> **Task to complete**
Each record below is to be reproduced without any change.

> **Raw data**
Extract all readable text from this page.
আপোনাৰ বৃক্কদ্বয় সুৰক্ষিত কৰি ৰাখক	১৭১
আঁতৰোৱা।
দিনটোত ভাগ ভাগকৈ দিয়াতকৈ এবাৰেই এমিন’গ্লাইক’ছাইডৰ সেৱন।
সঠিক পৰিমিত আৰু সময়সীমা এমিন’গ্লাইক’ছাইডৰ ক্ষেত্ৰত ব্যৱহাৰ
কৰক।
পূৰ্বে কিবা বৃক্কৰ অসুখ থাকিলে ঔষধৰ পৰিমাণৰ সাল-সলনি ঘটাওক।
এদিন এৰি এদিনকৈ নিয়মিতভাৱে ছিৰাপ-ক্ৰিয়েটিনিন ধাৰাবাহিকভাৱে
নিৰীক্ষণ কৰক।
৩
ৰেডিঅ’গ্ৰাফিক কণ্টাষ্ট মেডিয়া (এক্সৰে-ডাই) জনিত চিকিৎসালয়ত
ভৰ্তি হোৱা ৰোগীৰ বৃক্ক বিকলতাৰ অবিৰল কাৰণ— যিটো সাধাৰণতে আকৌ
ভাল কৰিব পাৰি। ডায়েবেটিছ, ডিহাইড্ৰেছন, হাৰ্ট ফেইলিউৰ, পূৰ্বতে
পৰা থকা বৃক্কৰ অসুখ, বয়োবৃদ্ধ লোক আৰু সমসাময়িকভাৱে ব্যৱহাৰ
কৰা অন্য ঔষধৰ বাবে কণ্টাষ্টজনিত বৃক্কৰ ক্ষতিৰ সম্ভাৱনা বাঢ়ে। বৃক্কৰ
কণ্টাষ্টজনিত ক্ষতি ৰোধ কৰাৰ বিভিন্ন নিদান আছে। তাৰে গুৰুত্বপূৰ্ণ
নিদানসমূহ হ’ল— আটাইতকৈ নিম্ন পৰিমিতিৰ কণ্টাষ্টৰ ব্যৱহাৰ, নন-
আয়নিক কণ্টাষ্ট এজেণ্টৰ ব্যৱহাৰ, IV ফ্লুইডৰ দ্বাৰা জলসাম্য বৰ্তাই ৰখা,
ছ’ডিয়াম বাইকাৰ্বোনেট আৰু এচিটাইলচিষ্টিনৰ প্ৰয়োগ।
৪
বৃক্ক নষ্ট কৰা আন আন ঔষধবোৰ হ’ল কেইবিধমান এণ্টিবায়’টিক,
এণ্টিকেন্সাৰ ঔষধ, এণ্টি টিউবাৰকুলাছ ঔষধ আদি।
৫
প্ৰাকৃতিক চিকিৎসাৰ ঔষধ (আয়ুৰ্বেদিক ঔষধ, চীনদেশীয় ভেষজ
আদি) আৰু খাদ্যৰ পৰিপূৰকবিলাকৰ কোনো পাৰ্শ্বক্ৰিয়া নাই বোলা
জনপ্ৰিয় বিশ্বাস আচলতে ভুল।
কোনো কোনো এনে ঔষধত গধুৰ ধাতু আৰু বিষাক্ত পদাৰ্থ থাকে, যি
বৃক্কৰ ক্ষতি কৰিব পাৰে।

> **Answer to the problem**
Extract all readable text from this page.
আপোনাৰ বৃক্কদ্বয় সুৰক্ষিত কৰি ৰাখক	১৭১
আঁতৰোৱা।
দিনটোত ভাগ ভাগকৈ দিয়াতকৈ এবাৰেই এমিন’গ্লাইক’ছাইডৰ সেৱন।
সঠিক পৰিমিত আৰু সময়সীমা এমিন’গ্লাইক’ছাইডৰ ক্ষেত্ৰত ব্যৱহাৰ
কৰক।
পূৰ্বে কিবা বৃক্কৰ অসুখ থাকিলে ঔষধৰ পৰিমাণৰ সাল-সলনি ঘটাওক।
এদিন এৰি এদিনকৈ নিয়মিতভাৱে ছিৰাপ-ক্ৰিয়েটিনিন ধাৰাবাহিকভাৱে
নিৰীক্ষণ কৰক।
৩
ৰেডিঅ’গ্ৰাফিক কণ্টাষ্ট মেডিয়া (এক্সৰে-ডাই) জনিত চিকিৎসালয়ত
ভৰ্তি হোৱা ৰোগীৰ বৃক্ক বিকলতাৰ অবিৰল কাৰণ— যিটো সাধাৰণতে আকৌ
ভাল কৰিব পাৰি। ডায়েবেটিছ, ডিহাইড্ৰেছন, হাৰ্ট ফেইলিউৰ, পূৰ্বতে
পৰা থকা বৃক্কৰ অসুখ, বয়োবৃদ্ধ লোক আৰু সমসাময়িকভাৱে ব্যৱহাৰ
কৰা অন্য ঔষধৰ বাবে কণ্টাষ্টজনিত বৃক্কৰ ক্ষতিৰ সম্ভাৱনা বাঢ়ে। বৃক্কৰ
কণ্টাষ্টজনিত ক্ষতি ৰোধ কৰাৰ বিভিন্ন নিদান আছে। তাৰে গুৰুত্বপূৰ্ণ
নিদানসমূহ হ’ল— আটাইতকৈ নিম্ন পৰিমিতিৰ কণ্টাষ্টৰ ব্যৱহাৰ, নন-
আয়নিক কণ্টাষ্ট এজেণ্টৰ ব্যৱহাৰ, IV ফ্লুইডৰ দ্বাৰা জলসাম্য বৰ্তাই ৰখা,
ছ’ডিয়াম বাইকাৰ্বোনেট আৰু এচিটাইলচিষ্টিনৰ প্ৰয়োগ।
৪
বৃক্ক নষ্ট কৰা আন আন ঔষধবোৰ হ’ল কেইবিধমান এণ্টিবায়’টিক,
এণ্টিকেন্সাৰ ঔষধ, এণ্টি টিউবাৰকুলাছ ঔষধ আদি।
৫
প্ৰাকৃতিক চিকিৎসাৰ ঔষধ (আয়ুৰ্বেদিক ঔষধ, চীনদেশীয় ভেষজ
আদি) আৰু খাদ্যৰ পৰিপূৰকবিলাকৰ কোনো পাৰ্শ্বক্ৰিয়া নাই বোলা
জনপ্ৰিয় বিশ্বাস আচলতে ভুল।
কোনো কোনো এনে ঔষধত গধুৰ ধাতু আৰু বিষাক্ত পদাৰ্থ থাকে, যি
বৃক্কৰ ক্ষতি কৰিব পাৰে।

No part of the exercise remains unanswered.